___ Supplied data ___

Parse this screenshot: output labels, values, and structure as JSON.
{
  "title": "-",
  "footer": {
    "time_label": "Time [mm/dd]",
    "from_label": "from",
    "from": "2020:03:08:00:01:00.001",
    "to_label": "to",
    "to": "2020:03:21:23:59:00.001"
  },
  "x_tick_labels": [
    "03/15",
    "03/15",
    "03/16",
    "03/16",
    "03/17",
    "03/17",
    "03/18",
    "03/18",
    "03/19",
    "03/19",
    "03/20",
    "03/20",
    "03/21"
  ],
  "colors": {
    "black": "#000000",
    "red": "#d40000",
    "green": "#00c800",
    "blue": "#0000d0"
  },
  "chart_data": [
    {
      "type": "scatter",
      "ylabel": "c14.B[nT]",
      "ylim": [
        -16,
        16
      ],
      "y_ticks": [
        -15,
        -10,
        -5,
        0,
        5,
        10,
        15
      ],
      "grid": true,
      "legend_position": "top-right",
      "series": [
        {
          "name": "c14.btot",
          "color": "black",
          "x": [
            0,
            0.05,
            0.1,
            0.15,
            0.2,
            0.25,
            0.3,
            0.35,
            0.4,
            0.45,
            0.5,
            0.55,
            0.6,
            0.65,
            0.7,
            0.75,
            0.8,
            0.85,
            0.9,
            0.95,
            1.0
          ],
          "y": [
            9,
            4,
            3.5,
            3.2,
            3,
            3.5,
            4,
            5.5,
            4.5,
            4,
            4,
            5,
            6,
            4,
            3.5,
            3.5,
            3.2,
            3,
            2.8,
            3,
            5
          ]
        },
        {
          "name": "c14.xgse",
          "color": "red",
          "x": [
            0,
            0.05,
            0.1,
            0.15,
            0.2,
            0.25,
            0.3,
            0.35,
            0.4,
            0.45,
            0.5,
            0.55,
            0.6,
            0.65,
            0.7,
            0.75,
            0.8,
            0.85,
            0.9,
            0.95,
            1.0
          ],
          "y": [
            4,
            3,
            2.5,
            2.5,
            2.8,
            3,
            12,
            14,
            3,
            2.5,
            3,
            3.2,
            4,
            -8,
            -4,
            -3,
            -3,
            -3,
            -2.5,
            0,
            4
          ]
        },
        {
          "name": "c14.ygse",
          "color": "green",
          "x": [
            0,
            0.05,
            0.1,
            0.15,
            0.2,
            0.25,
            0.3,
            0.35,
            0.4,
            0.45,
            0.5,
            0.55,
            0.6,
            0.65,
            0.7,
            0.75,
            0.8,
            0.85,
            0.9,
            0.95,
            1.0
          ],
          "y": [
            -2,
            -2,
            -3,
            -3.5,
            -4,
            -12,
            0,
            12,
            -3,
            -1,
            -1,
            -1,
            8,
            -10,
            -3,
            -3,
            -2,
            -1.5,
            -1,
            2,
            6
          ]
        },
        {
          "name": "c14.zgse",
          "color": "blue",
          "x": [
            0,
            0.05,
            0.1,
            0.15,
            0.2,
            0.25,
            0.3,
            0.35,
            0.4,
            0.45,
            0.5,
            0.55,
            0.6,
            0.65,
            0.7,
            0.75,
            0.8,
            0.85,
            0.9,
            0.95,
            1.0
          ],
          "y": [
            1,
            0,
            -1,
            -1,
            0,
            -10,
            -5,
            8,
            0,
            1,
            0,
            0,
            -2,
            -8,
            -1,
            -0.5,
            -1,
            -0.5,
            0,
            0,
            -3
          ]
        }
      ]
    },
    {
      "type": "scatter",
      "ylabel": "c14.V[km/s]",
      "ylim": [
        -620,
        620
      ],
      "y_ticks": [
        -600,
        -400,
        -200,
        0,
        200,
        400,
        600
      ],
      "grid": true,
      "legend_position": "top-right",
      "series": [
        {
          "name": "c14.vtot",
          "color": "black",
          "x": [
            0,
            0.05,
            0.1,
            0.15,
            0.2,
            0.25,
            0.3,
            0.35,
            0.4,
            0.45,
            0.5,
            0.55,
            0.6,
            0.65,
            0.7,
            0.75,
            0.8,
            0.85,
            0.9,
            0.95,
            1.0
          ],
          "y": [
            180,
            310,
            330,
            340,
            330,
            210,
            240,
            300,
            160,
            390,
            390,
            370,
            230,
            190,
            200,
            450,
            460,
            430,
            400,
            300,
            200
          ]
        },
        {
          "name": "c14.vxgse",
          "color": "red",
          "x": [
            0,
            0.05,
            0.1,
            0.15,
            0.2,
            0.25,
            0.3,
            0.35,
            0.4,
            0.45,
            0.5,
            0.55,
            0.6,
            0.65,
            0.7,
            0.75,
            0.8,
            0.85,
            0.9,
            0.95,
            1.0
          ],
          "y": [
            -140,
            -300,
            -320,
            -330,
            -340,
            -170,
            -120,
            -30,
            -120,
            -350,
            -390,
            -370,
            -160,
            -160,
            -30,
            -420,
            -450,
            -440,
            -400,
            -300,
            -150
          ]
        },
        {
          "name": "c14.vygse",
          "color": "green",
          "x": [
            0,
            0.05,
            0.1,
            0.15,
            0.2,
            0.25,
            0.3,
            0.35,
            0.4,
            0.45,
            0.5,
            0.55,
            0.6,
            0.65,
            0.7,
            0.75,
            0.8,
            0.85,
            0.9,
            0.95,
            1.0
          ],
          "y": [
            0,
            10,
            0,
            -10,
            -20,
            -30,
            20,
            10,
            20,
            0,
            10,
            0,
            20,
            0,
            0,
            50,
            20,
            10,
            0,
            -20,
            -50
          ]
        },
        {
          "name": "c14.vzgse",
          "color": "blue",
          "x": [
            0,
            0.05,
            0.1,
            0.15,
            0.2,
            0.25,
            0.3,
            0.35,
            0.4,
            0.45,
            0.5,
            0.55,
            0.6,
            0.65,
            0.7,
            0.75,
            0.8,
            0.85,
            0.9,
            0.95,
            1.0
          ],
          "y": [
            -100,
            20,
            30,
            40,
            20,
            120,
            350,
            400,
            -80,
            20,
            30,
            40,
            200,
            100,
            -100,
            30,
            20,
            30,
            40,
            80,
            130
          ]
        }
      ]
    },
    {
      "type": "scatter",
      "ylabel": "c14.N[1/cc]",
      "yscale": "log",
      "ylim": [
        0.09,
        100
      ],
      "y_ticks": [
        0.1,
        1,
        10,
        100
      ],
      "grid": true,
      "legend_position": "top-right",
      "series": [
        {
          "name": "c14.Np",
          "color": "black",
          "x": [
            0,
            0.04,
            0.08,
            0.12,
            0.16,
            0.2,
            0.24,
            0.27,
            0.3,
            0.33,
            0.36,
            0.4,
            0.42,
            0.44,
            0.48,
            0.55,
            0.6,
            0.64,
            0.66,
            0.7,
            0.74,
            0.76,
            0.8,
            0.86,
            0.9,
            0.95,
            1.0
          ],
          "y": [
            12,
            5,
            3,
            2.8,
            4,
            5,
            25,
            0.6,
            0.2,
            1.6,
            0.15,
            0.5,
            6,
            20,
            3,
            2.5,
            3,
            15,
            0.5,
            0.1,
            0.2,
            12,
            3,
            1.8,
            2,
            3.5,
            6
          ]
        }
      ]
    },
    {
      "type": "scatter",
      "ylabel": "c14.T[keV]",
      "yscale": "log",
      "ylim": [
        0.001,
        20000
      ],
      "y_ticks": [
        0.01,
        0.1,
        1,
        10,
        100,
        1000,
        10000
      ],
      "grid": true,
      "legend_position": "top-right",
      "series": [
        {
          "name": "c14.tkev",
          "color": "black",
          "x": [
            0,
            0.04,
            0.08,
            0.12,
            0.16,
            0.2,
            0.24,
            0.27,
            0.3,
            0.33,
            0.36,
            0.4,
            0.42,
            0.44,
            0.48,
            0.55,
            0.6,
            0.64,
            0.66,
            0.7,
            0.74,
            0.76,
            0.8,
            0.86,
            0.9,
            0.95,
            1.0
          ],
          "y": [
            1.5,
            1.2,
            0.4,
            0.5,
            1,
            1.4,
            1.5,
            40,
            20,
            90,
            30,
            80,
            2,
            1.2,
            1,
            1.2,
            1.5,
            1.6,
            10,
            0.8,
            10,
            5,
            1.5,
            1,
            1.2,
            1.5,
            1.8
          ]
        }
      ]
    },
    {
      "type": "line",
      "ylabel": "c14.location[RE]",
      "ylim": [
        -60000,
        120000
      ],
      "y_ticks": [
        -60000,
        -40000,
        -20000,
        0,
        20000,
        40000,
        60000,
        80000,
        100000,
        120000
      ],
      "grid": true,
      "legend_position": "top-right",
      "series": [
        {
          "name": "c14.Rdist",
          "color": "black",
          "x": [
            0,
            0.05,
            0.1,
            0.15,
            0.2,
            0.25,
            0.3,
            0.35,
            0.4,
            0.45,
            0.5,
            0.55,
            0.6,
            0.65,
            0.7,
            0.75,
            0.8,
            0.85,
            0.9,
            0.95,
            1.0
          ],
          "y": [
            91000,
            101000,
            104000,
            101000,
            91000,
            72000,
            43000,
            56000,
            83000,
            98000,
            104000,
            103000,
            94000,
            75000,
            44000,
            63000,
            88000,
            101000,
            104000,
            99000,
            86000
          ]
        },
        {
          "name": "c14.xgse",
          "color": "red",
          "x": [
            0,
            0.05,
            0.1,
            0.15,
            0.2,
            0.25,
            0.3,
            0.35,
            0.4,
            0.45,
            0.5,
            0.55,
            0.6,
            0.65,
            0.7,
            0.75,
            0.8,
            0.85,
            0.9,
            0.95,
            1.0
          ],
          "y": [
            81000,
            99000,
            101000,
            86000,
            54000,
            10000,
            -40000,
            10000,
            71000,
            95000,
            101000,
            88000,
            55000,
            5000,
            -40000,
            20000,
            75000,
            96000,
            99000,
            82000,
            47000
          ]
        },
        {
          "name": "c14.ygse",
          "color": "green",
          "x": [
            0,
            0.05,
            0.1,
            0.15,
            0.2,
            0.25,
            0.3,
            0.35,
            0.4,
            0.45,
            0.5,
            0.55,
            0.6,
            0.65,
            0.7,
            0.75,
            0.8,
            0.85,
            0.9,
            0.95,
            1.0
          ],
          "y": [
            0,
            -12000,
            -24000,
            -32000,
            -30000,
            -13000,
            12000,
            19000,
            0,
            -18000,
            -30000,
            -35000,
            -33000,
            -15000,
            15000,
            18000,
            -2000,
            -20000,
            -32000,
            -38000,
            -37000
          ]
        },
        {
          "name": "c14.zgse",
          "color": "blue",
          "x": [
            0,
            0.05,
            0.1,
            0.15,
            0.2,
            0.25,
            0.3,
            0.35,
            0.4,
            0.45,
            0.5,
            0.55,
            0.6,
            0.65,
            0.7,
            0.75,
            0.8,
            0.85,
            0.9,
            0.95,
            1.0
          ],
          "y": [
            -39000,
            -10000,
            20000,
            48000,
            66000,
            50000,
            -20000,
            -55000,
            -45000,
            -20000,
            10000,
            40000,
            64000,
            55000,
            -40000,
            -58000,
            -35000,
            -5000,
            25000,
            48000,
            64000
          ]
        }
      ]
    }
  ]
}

___

§ Exercise task:
Identify every line above with the string "from" in it. Copy those lines.

§ Solution to the exercise:
    "from_label": "from",
    "from": "2020:03:08:00:01:00.001",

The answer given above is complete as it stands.